Just my opinion, but creating a new "line" and naming it seems to open the door for a lot of other "lines" to be created in the name of diversity by others who are new and don't know the history behind other "true" morphs, or those less concerned about the long term effects of outcrossing. Regardless of the opinions on the GO/Regina debate, just seems like a slippery slope. In any case I hope all these get registered in some system to be tracked.


----------



## JeremyHuff (Apr 22, 2008)

Richard's offspring of the GO x Regina are producing individuals of each form. It will be very interesting and telling if these are then separated based on look and bred back with like individuals to see if the resulting offspring are 100% all GO form or Regina form. If so, then that would be more evidence that they are line bred. Also, if it is true, and one wanted to still retain the regina and GO phenotypes separate, you could add 'new' blood using Richard's individuals and be confident the resulting offspring will match the phenotype you want.

I agree with Richard and others that these are the same morph and are just line bred. Not sure if it was intentional or not, but I think it san be corrected. I have travelled to French Guiana twice and been to Regina and the surrounding region. There is no geological or geographical obstructions there that would divide these two 'morphs' in the wild. The same can be said for the region around Saul. The only running water I saw in Saul, I could hop over, so it is hardly a barrier.


----------



## markpulawski (Nov 19, 2004)

I would have to disagree with you Robb, establishing that the GO/Regina was the same morph seperated by color traits and then allowing for merging I don't believe would do the same to other morphs. I am not saying it has been established that they are the same morph yet however we are close to that. Lemon Drop, line bred Yellowbacks, would anyone dispute it? I would never advocate La Fumee, matecho or other so called named morphs as being the same as established ones, at least to me that conversation has not come up yet.
I can only remember in the late 90's when 1 time a WC pair of Giant Oranges showed here in the US, I don't remember any other WC frogs of this morph hitting the US. 
Too bad info on WC populations of Tincs is not more readily available, it certainly warrants an explanation of many moprhs variability as there are a lot of questions, many answered in the past but never taken down as fact...grey leg/blue leg powder blue, colors of Sipliwini, yellowback family, cobalt family, hopefully someone will give us difinative answers some day.


----------



## zBrinks (Jul 16, 2006)

On the topic of variability, here's pictures of 6 F1 yellowback froglets. They're all siblings:


----------



## Woodsman (Jan 3, 2008)

• [EXERCISE DETAILS]:
Can you output the stretch of the dart frog thread from "## zBrinks (Jul" through "(Jan 3, 2008)", word for word? The records that follow come from a different source than the text above.

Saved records

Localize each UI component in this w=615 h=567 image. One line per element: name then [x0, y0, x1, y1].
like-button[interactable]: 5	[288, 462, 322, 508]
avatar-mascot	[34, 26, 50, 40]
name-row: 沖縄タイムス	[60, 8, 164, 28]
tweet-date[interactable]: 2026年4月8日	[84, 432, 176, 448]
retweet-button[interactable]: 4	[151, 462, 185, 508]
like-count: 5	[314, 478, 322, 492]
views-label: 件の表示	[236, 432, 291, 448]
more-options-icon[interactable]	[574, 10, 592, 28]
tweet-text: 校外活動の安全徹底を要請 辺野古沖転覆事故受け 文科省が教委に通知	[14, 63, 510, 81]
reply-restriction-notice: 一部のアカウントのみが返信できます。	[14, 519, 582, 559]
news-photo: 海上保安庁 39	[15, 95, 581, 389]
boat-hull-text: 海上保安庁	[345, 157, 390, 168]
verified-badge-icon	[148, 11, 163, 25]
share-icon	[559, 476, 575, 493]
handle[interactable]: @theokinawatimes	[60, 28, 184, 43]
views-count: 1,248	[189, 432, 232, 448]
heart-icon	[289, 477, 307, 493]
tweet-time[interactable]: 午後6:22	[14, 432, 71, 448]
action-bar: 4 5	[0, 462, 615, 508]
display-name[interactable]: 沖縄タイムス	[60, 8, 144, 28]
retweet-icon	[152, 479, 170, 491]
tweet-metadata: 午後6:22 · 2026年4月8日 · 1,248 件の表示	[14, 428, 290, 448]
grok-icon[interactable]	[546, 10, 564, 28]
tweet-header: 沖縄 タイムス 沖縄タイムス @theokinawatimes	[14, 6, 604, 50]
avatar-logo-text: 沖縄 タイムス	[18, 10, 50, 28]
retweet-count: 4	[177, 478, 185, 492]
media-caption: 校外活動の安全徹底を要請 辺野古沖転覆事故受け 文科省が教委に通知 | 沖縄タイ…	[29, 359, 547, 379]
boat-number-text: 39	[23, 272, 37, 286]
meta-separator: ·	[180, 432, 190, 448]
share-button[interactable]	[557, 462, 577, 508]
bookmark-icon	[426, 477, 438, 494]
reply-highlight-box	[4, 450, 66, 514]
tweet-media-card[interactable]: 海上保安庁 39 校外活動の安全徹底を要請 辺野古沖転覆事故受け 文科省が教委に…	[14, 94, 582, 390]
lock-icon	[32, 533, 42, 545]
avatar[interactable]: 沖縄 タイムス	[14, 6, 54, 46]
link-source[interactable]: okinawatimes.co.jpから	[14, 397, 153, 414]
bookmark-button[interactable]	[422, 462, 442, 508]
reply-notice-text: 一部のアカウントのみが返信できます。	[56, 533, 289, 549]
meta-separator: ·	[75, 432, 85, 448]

• [EXERCISE RESULT]:
## zBrinks (Jul 16, 2006)

On the topic of variability, here's pictures of 6 F1 yellowback froglets. They're all siblings:


----------



## Woodsman (Jan 3, 2008)